REQUIRED TASK ::
Give all of the lines again, with nothing added or dropped.
--- START ---
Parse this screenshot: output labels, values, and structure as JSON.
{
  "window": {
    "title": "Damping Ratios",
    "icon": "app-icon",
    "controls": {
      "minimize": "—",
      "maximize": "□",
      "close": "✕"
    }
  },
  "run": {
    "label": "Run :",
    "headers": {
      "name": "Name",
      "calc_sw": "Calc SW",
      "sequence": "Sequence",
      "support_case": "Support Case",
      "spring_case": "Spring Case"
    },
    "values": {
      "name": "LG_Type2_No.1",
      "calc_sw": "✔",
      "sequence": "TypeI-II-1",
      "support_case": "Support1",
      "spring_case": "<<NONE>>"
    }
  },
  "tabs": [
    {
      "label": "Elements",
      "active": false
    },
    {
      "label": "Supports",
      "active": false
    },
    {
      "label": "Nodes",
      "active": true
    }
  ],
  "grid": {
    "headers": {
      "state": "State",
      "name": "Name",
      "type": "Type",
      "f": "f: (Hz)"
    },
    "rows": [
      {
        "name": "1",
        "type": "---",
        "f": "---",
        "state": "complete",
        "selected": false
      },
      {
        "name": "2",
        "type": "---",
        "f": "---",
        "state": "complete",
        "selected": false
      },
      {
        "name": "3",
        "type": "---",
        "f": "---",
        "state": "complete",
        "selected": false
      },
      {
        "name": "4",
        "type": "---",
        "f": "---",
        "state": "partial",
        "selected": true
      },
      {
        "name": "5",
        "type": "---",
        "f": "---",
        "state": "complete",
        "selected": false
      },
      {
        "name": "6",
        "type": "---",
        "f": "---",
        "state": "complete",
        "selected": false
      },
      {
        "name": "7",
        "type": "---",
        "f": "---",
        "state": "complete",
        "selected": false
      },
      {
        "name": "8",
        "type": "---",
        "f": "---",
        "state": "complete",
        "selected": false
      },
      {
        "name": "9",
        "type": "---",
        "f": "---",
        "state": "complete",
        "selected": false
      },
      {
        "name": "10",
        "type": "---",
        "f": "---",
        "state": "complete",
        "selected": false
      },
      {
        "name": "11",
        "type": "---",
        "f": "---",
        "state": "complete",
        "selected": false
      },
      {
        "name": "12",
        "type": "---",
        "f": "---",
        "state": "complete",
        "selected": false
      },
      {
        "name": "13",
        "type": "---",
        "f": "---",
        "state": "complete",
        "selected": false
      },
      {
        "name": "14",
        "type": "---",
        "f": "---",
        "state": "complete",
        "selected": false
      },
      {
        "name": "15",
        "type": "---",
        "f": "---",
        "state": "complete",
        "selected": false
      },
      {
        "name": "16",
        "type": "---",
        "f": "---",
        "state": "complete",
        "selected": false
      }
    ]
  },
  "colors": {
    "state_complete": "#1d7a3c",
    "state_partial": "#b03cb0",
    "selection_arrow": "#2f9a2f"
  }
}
--- END ---
RESPONSE TO THIS EXERCISE ::
Parse this screenshot: output labels, values, and structure as JSON.
{
  "window": {
    "title": "Damping Ratios",
    "icon": "app-icon",
    "controls": {
      "minimize": "—",
      "maximize": "□",
      "close": "✕"
    }
  },
  "run": {
    "label": "Run :",
    "headers": {
      "name": "Name",
      "calc_sw": "Calc SW",
      "sequence": "Sequence",
      "support_case": "Support Case",
      "spring_case": "Spring Case"
    },
    "values": {
      "name": "LG_Type2_No.1",
      "calc_sw": "✔",
      "sequence": "TypeI-II-1",
      "support_case": "Support1",
      "spring_case": "<<NONE>>"
    }
  },
  "tabs": [
    {
      "label": "Elements",
      "active": false
    },
    {
      "label": "Supports",
      "active": false
    },
    {
      "label": "Nodes",
      "active": true
    }
  ],
  "grid": {
    "headers": {
      "state": "State",
      "name": "Name",
      "type": "Type",
      "f": "f: (Hz)"
    },
    "rows": [
      {
        "name": "1",
        "type": "---",
        "f": "---",
        "state": "complete",
        "selected": false
      },
      {
        "name": "2",
        "type": "---",
        "f": "---",
        "state": "complete",
        "selected": false
      },
      {
        "name": "3",
        "type": "---",
        "f": "---",
        "state": "complete",
        "selected": false
      },
      {
        "name": "4",
        "type": "---",
        "f": "---",
        "state": "partial",
        "selected": true
      },
      {
        "name": "5",
        "type": "---",
        "f": "---",
        "state": "complete",
        "selected": false
      },
      {
        "name": "6",
        "type": "---",
        "f": "---",
        "state": "complete",
        "selected": false
      },
      {
        "name": "7",
        "type": "---",
        "f": "---",
        "state": "complete",
        "selected": false
      },
      {
        "name": "8",
        "type": "---",
        "f": "---",
        "state": "complete",
        "selected": false
      },
      {
        "name": "9",
        "type": "---",
        "f": "---",
        "state": "complete",
        "selected": false
      },
      {
        "name": "10",
        "type": "---",
        "f": "---",
        "state": "complete",
        "selected": false
      },
      {
        "name": "11",
        "type": "---",
        "f": "---",
        "state": "complete",
        "selected": false
      },
      {
        "name": "12",
        "type": "---",
        "f": "---",
        "state": "complete",
        "selected": false
      },
      {
        "name": "13",
        "type": "---",
        "f": "---",
        "state": "complete",
        "selected": false
      },
      {
        "name": "14",
        "type": "---",
        "f": "---",
        "state": "complete",
        "selected": false
      },
      {
        "name": "15",
        "type": "---",
        "f": "---",
        "state": "complete",
        "selected": false
      },
      {
        "name": "16",
        "type": "---",
        "f": "---",
        "state": "complete",
        "selected": false
      }
    ]
  },
  "colors": {
    "state_complete": "#1d7a3c",
    "state_partial": "#b03cb0",
    "selection_arrow": "#2f9a2f"
  }
}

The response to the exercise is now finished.